MATERIAL SUPPLIED >>

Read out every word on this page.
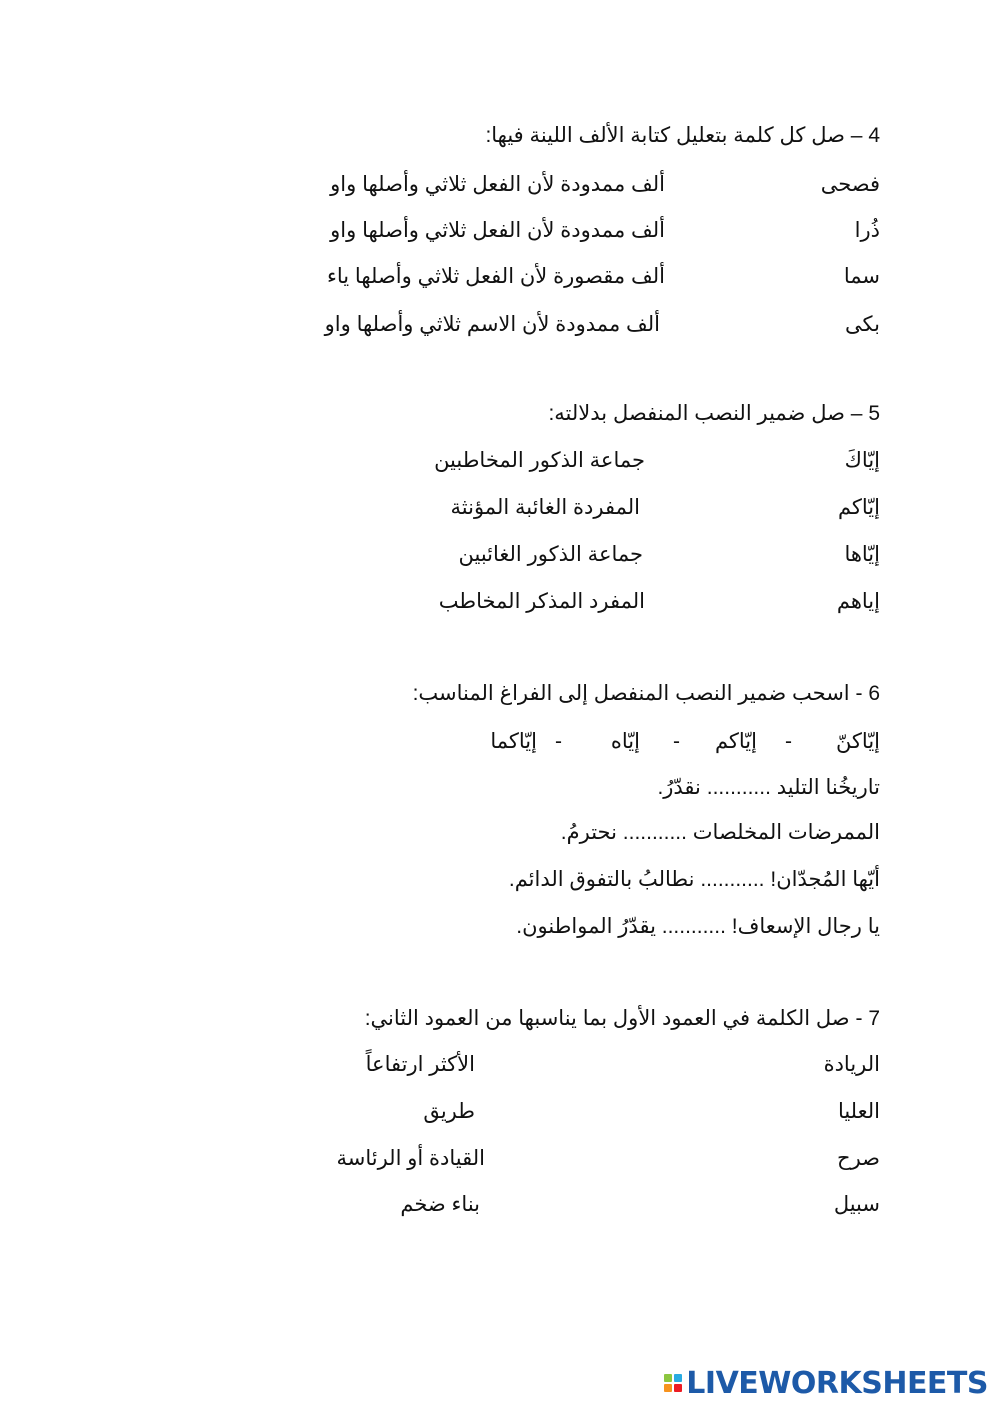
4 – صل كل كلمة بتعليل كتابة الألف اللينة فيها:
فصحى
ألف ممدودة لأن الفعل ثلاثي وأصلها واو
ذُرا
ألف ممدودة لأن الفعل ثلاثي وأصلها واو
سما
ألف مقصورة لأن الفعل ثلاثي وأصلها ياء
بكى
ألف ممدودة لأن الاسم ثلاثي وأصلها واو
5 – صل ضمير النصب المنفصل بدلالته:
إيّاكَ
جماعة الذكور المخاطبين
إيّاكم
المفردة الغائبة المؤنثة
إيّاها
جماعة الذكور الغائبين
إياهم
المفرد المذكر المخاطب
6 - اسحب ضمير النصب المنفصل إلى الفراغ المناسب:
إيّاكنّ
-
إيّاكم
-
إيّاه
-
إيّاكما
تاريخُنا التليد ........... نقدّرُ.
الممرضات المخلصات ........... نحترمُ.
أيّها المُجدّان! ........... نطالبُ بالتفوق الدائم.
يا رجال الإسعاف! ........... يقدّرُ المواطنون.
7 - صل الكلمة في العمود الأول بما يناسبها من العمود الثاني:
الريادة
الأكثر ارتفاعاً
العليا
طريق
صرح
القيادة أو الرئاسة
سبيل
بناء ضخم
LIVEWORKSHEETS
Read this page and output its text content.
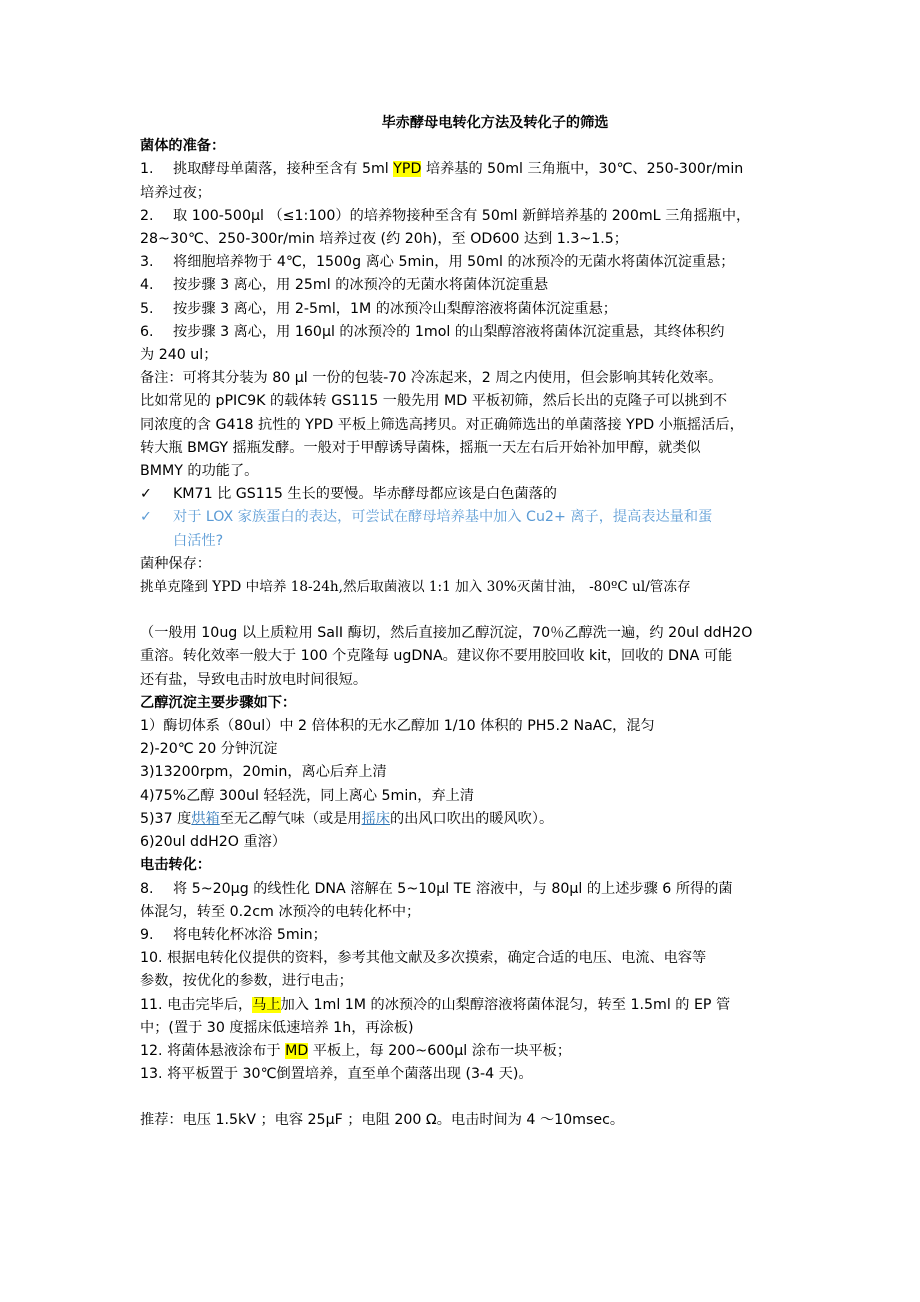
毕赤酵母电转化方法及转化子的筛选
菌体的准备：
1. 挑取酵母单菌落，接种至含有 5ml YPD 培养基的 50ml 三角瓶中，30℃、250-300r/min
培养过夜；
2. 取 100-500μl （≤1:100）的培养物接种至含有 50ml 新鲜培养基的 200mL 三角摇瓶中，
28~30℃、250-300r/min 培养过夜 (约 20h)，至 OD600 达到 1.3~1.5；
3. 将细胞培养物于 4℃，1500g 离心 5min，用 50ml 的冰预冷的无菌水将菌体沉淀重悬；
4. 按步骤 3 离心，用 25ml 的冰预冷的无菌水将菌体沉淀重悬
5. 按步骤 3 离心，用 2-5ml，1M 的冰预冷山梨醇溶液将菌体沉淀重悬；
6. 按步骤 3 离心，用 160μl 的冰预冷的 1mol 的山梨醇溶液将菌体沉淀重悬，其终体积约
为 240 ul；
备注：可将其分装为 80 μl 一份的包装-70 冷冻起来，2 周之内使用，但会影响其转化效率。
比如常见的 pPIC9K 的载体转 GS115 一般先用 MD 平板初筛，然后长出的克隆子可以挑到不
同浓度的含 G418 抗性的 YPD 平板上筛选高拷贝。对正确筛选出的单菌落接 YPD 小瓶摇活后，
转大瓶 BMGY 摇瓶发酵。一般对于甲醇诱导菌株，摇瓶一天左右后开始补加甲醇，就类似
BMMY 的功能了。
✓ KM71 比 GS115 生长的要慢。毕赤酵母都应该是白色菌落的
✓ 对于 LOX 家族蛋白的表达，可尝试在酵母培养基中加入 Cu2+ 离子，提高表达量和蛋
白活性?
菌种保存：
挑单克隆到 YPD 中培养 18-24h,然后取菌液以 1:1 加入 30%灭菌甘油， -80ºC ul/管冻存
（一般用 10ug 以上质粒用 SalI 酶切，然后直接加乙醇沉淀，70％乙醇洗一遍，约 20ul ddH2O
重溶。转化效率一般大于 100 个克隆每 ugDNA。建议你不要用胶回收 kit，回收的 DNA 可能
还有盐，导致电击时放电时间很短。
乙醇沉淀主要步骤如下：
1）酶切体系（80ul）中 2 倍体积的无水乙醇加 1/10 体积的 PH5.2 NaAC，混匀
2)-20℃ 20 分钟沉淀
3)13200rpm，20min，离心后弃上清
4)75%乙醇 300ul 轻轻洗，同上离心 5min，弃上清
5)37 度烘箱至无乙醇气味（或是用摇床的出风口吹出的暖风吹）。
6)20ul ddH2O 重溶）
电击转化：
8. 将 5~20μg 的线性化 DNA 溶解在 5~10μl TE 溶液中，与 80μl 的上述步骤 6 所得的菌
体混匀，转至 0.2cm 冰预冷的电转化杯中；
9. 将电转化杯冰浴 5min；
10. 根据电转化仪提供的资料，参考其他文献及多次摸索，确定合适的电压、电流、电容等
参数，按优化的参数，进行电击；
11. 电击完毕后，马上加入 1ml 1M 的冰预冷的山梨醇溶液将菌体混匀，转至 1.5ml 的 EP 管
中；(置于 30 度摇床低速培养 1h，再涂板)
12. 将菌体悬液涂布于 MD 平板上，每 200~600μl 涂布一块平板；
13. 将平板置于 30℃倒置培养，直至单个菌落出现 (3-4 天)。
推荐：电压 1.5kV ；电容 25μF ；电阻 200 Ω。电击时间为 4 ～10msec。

==

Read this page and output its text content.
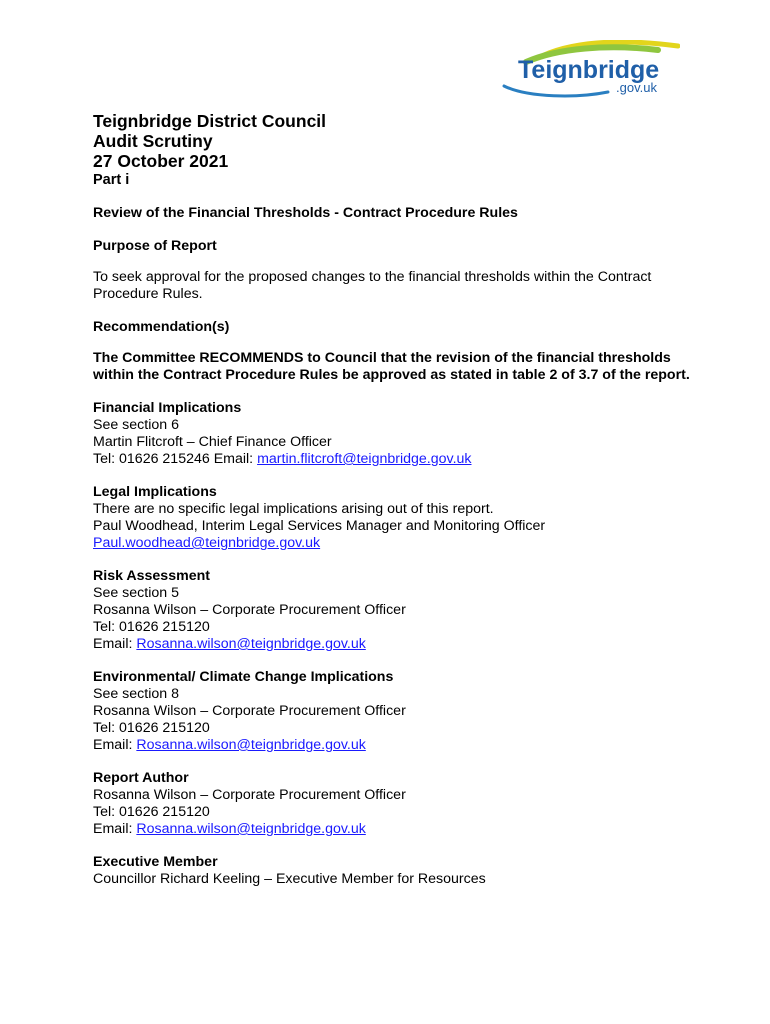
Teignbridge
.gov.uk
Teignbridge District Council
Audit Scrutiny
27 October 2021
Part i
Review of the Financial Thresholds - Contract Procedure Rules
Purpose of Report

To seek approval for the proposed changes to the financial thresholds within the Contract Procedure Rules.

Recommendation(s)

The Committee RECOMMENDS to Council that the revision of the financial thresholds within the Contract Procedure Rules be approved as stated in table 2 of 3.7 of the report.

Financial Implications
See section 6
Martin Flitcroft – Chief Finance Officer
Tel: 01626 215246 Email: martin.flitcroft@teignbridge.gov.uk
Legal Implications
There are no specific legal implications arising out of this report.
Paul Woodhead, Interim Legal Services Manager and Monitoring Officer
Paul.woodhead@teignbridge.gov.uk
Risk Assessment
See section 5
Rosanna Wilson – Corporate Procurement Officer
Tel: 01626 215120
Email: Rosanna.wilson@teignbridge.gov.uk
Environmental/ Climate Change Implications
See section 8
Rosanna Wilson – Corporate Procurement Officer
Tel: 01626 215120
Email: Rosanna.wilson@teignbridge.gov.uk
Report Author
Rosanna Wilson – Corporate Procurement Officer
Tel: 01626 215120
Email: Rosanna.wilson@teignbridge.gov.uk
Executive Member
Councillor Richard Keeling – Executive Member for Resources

--

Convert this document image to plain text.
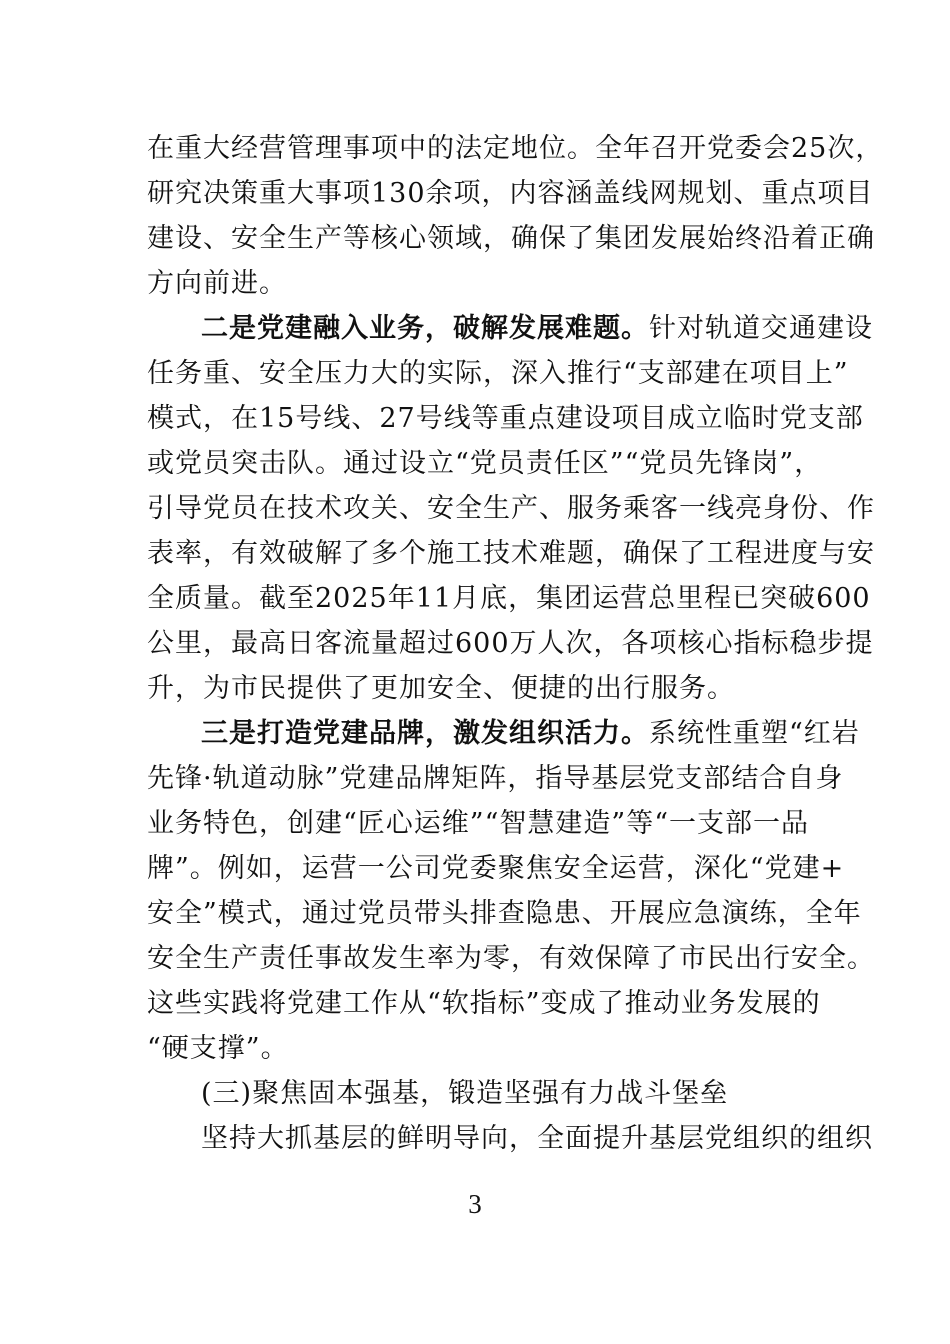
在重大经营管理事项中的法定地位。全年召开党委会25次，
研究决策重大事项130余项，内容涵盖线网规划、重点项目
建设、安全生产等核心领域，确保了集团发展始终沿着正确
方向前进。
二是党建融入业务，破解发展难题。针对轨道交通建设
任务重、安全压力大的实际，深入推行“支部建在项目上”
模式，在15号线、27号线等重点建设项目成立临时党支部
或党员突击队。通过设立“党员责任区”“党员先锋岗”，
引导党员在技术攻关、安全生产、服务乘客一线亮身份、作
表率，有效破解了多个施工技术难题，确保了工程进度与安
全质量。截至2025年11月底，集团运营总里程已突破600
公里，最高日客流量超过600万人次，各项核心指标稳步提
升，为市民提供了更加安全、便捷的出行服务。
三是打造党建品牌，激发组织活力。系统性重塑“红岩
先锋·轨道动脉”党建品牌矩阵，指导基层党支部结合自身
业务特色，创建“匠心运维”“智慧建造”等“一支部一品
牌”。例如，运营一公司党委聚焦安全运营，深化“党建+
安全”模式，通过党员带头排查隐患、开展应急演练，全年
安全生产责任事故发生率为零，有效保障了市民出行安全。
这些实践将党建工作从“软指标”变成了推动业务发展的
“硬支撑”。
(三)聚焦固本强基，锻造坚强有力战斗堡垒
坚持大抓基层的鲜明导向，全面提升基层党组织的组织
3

TASK TO CARRY OUT >>
Extract every line above that contains the word "Contract".

FULL RESPONSE >>
Review of the Financial Thresholds - Contract Procedure Rules
To seek approval for the proposed changes to the financial thresholds within the Contract Procedure Rules.
The Committee RECOMMENDS to Council that the revision of the financial thresholds within the Contract Procedure Rules be approved as stated in table 2 of 3.7 of the report.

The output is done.